● **Exercise brief**
Lift out each line of the data that holds "kind".

● **Records shown**
==*==
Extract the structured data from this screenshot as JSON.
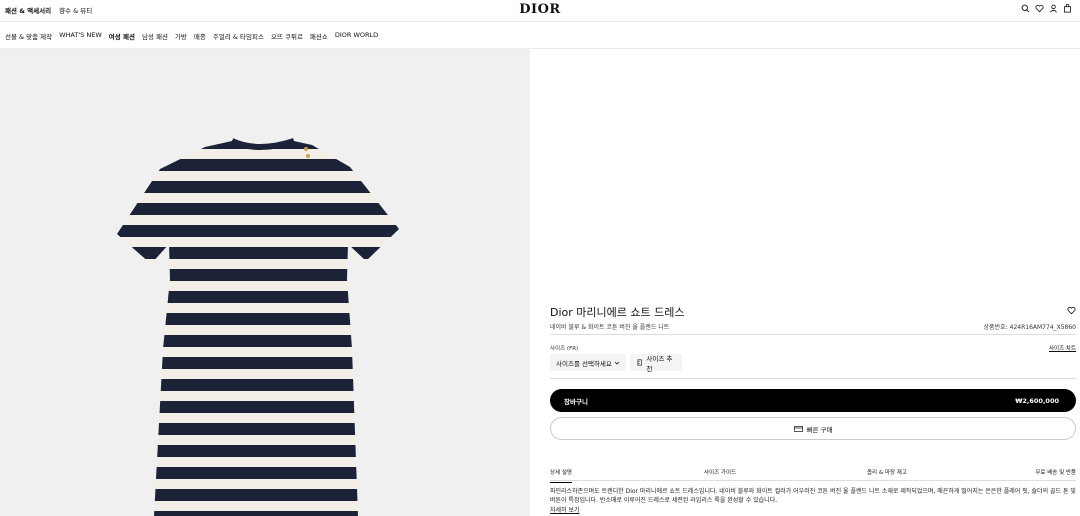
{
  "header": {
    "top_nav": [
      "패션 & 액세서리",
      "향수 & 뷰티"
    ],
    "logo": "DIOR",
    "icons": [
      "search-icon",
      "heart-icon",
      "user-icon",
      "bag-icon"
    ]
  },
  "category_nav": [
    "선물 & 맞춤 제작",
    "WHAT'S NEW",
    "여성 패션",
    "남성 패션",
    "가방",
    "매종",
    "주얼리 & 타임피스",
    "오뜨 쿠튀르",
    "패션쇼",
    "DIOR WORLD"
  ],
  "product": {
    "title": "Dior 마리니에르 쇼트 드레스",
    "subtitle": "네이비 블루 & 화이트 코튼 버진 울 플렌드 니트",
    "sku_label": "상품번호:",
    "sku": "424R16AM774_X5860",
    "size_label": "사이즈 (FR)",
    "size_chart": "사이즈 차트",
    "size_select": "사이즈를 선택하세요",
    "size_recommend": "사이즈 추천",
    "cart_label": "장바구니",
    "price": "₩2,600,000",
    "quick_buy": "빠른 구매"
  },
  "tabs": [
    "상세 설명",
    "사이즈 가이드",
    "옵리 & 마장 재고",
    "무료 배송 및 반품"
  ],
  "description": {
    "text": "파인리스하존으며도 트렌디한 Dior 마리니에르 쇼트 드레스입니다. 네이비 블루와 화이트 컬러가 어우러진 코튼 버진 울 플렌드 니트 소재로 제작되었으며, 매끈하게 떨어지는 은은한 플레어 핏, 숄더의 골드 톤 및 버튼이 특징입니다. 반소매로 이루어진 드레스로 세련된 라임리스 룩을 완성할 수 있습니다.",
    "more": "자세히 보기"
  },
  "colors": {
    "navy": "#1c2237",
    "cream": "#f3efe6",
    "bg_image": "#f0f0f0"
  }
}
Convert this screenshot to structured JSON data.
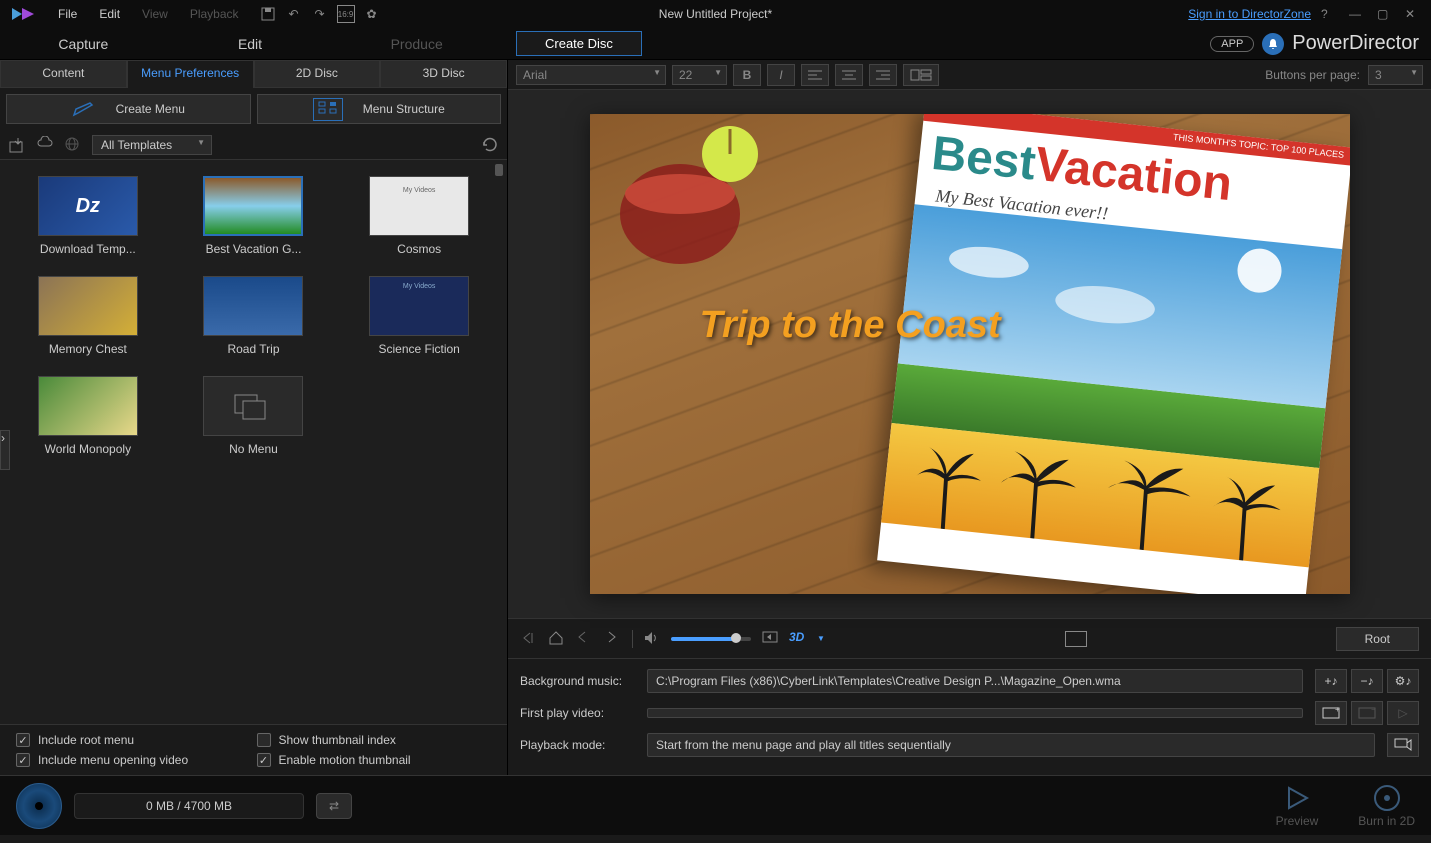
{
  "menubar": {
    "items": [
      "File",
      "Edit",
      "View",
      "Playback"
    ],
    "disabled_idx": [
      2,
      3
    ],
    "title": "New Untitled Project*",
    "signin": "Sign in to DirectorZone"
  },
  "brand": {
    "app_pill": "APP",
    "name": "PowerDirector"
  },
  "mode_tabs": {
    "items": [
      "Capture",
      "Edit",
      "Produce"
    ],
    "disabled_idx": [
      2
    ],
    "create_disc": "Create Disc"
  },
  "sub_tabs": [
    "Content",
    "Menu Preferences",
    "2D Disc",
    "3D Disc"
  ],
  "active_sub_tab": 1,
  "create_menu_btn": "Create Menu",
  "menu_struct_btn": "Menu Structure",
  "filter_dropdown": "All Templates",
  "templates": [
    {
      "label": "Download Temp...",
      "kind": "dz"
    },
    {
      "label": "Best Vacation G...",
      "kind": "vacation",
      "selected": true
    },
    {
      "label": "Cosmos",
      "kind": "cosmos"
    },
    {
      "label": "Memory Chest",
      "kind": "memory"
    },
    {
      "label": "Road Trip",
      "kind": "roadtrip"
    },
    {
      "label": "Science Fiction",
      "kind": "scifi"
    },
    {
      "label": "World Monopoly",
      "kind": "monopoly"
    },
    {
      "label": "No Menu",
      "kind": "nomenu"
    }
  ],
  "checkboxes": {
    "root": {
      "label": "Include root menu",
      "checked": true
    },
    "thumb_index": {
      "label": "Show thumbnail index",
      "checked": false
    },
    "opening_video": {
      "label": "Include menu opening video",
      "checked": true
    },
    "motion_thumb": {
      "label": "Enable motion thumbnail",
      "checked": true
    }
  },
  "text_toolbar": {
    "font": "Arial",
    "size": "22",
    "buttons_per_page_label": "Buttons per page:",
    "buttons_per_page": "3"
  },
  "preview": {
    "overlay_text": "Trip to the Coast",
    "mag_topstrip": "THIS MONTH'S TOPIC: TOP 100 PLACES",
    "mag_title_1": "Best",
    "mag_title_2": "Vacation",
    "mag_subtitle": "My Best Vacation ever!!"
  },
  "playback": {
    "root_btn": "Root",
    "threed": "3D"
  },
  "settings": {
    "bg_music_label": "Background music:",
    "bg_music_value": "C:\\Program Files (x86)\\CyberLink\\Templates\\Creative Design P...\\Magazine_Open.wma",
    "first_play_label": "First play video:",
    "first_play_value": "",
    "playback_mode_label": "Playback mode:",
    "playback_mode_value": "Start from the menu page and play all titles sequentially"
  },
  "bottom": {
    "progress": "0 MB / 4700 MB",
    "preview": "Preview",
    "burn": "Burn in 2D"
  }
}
==*==
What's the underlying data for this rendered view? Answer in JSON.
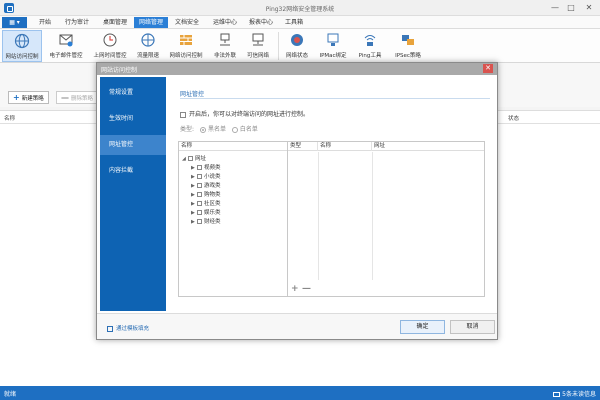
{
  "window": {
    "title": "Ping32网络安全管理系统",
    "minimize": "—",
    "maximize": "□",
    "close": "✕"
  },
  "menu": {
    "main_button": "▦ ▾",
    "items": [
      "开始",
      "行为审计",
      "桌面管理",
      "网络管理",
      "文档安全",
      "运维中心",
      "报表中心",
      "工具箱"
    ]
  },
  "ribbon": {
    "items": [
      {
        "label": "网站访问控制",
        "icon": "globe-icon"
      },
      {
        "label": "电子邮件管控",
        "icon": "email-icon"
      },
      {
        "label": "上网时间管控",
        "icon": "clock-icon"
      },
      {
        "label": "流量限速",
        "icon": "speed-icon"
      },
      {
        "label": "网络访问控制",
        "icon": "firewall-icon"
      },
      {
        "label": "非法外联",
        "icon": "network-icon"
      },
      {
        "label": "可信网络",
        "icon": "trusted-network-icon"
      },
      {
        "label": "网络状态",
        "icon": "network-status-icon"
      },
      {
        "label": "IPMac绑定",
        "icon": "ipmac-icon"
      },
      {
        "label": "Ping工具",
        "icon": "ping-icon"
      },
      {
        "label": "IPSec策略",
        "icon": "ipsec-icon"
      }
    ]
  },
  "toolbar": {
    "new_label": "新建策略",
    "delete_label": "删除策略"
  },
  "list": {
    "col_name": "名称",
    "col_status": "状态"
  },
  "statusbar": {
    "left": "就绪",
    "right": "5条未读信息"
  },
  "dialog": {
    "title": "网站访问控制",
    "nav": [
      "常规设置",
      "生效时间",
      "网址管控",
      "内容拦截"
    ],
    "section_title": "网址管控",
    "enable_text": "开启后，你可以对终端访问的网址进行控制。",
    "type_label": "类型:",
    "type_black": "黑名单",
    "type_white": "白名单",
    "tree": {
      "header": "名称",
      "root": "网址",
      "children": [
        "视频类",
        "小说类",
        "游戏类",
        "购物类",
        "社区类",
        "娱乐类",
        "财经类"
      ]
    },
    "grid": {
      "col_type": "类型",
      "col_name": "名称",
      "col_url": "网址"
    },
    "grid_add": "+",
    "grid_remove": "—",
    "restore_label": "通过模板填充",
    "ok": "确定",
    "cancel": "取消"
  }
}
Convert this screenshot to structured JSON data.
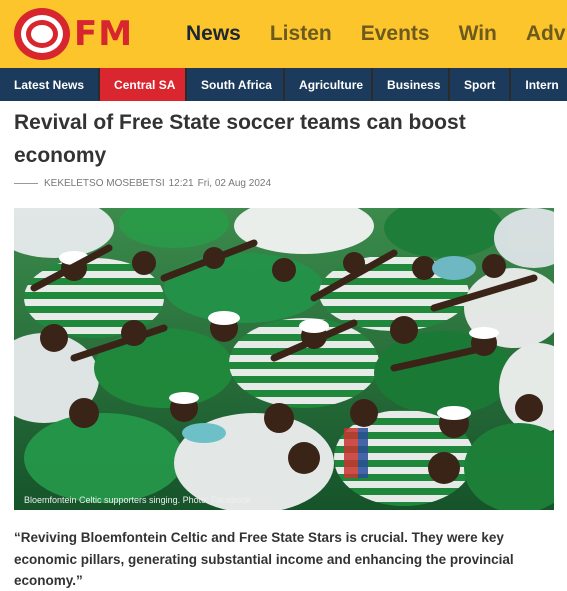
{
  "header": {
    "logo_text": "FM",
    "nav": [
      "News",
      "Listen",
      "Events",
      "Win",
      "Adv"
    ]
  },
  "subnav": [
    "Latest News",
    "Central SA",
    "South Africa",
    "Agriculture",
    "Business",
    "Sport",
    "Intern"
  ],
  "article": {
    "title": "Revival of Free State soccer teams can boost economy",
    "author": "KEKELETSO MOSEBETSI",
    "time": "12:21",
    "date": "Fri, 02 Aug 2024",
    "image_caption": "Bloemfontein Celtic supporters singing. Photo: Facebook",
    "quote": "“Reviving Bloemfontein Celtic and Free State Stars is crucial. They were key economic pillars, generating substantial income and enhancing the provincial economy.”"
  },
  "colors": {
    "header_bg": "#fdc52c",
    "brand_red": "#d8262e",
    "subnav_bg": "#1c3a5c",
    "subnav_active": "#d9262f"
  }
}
==*==
● **Final result**
      "kind": "dz"
      "kind": "vacation",
      "kind": "cosmos"
      "kind": "memory"
      "kind": "roadtrip"
      "kind": "scifi"
      "kind": "monopoly"
      "kind": "nomenu"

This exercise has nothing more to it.